◆ WHAT THIS TASK INVOLVES:
Go through the listing and copy every line word for word.

◆ DATA IN THIS EXERCISE:

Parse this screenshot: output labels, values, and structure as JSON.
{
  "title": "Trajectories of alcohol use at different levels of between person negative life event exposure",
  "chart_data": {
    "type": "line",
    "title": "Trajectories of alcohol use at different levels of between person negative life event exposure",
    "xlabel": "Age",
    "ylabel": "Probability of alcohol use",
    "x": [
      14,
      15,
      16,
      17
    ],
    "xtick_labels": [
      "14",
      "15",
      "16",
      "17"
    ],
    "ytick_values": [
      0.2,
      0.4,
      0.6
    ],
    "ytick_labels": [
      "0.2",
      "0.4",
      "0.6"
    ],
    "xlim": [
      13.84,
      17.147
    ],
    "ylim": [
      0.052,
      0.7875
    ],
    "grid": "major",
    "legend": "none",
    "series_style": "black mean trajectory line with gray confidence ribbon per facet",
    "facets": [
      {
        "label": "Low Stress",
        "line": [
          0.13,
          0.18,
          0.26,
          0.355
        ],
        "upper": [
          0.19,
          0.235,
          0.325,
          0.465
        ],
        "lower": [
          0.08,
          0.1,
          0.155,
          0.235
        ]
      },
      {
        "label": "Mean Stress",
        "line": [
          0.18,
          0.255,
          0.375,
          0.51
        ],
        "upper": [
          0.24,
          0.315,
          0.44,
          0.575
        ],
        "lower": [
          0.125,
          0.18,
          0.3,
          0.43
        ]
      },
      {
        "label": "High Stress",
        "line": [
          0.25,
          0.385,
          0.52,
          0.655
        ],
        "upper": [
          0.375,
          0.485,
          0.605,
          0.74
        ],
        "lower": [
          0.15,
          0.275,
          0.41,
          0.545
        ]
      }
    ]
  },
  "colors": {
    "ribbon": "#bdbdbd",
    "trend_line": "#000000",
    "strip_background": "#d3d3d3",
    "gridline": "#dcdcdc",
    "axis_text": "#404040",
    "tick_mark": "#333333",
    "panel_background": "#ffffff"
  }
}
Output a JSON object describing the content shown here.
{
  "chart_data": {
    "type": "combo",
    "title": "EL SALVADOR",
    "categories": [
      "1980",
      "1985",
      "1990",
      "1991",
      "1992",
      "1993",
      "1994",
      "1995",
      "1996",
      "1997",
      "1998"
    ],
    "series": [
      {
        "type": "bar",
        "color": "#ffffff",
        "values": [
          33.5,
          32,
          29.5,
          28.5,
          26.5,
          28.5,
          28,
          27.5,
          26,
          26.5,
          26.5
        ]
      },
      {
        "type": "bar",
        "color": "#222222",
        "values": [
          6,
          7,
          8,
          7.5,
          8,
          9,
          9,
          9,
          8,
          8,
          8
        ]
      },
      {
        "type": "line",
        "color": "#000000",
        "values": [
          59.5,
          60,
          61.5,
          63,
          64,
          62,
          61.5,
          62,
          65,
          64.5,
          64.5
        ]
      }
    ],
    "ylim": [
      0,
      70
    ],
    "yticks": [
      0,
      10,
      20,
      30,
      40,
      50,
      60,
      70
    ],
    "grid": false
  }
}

◆ EXERCISE RESPONSE:
Parse this screenshot: output labels, values, and structure as JSON.
{
  "title": "Trajectories of alcohol use at different levels of between person negative life event exposure",
  "chart_data": {
    "type": "line",
    "title": "Trajectories of alcohol use at different levels of between person negative life event exposure",
    "xlabel": "Age",
    "ylabel": "Probability of alcohol use",
    "x": [
      14,
      15,
      16,
      17
    ],
    "xtick_labels": [
      "14",
      "15",
      "16",
      "17"
    ],
    "ytick_values": [
      0.2,
      0.4,
      0.6
    ],
    "ytick_labels": [
      "0.2",
      "0.4",
      "0.6"
    ],
    "xlim": [
      13.84,
      17.147
    ],
    "ylim": [
      0.052,
      0.7875
    ],
    "grid": "major",
    "legend": "none",
    "series_style": "black mean trajectory line with gray confidence ribbon per facet",
    "facets": [
      {
        "label": "Low Stress",
        "line": [
          0.13,
          0.18,
          0.26,
          0.355
        ],
        "upper": [
          0.19,
          0.235,
          0.325,
          0.465
        ],
        "lower": [
          0.08,
          0.1,
          0.155,
          0.235
        ]
      },
      {
        "label": "Mean Stress",
        "line": [
          0.18,
          0.255,
          0.375,
          0.51
        ],
        "upper": [
          0.24,
          0.315,
          0.44,
          0.575
        ],
        "lower": [
          0.125,
          0.18,
          0.3,
          0.43
        ]
      },
      {
        "label": "High Stress",
        "line": [
          0.25,
          0.385,
          0.52,
          0.655
        ],
        "upper": [
          0.375,
          0.485,
          0.605,
          0.74
        ],
        "lower": [
          0.15,
          0.275,
          0.41,
          0.545
        ]
      }
    ]
  },
  "colors": {
    "ribbon": "#bdbdbd",
    "trend_line": "#000000",
    "strip_background": "#d3d3d3",
    "gridline": "#dcdcdc",
    "axis_text": "#404040",
    "tick_mark": "#333333",
    "panel_background": "#ffffff"
  }
}
Output a JSON object describing the content shown here.
{
  "chart_data": {
    "type": "combo",
    "title": "EL SALVADOR",
    "categories": [
      "1980",
      "1985",
      "1990",
      "1991",
      "1992",
      "1993",
      "1994",
      "1995",
      "1996",
      "1997",
      "1998"
    ],
    "series": [
      {
        "type": "bar",
        "color": "#ffffff",
        "values": [
          33.5,
          32,
          29.5,
          28.5,
          26.5,
          28.5,
          28,
          27.5,
          26,
          26.5,
          26.5
        ]
      },
      {
        "type": "bar",
        "color": "#222222",
        "values": [
          6,
          7,
          8,
          7.5,
          8,
          9,
          9,
          9,
          8,
          8,
          8
        ]
      },
      {
        "type": "line",
        "color": "#000000",
        "values": [
          59.5,
          60,
          61.5,
          63,
          64,
          62,
          61.5,
          62,
          65,
          64.5,
          64.5
        ]
      }
    ],
    "ylim": [
      0,
      70
    ],
    "yticks": [
      0,
      10,
      20,
      30,
      40,
      50,
      60,
      70
    ],
    "grid": false
  }
}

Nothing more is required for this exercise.